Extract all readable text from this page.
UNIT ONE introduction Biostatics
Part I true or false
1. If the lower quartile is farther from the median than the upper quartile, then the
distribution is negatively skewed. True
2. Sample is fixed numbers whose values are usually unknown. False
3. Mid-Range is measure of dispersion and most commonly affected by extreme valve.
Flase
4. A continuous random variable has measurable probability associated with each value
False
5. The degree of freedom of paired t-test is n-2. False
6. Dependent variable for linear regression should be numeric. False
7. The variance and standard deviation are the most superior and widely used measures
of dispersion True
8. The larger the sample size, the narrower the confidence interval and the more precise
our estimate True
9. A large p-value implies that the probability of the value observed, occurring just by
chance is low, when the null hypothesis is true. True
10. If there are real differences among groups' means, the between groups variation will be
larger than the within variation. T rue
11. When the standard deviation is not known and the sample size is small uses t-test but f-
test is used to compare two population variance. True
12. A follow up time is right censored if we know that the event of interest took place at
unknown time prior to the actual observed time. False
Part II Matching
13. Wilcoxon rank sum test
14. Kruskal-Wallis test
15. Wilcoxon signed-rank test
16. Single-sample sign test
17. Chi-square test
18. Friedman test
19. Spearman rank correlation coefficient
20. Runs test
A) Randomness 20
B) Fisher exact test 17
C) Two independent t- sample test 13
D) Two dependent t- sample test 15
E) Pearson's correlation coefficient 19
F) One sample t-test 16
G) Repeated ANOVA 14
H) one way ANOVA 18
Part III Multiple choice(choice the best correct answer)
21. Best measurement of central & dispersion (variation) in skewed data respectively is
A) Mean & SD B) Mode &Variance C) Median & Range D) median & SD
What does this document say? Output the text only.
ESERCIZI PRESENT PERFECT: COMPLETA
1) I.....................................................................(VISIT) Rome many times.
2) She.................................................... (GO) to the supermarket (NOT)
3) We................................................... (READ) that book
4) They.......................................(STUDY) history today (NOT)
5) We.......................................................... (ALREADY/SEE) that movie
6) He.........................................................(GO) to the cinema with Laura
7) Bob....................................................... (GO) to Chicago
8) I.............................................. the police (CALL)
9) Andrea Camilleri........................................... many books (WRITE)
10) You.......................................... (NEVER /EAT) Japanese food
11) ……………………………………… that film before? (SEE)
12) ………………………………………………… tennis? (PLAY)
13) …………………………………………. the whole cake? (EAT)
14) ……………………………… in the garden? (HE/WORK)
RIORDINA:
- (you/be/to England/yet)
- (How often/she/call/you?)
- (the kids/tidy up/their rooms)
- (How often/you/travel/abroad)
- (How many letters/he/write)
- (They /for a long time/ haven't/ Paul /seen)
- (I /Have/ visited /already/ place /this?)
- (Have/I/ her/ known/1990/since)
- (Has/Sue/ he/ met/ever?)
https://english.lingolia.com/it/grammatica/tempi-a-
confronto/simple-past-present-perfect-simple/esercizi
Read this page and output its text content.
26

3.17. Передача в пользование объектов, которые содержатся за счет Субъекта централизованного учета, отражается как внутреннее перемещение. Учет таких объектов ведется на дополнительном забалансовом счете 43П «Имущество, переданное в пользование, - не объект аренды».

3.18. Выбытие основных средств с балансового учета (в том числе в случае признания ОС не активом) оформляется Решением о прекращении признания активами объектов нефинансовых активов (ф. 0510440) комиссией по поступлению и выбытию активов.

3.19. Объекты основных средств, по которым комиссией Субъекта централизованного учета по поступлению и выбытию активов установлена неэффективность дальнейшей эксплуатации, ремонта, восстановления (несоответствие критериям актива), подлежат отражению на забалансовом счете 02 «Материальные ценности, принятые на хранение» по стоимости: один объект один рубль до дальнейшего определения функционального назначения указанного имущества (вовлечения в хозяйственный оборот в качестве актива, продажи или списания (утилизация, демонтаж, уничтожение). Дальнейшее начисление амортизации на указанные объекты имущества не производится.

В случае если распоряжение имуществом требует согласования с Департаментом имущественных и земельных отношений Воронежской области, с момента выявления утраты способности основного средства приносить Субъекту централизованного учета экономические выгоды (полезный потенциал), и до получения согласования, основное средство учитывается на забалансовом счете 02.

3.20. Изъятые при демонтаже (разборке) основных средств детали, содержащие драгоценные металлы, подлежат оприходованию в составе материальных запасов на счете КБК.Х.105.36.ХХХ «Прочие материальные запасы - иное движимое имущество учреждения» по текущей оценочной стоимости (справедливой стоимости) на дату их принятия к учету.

══════

▸ **DIRECTIONS FOR THIS TASK**:
Pick out the lines above containing the word "many", then copy them.

▸ **SOLUTION TO THE EXERCISE**:
1) I.....................................................................(VISIT) Rome many times.
9) Andrea Camilleri........................................... many books (WRITE)
- (How many letters/he/write)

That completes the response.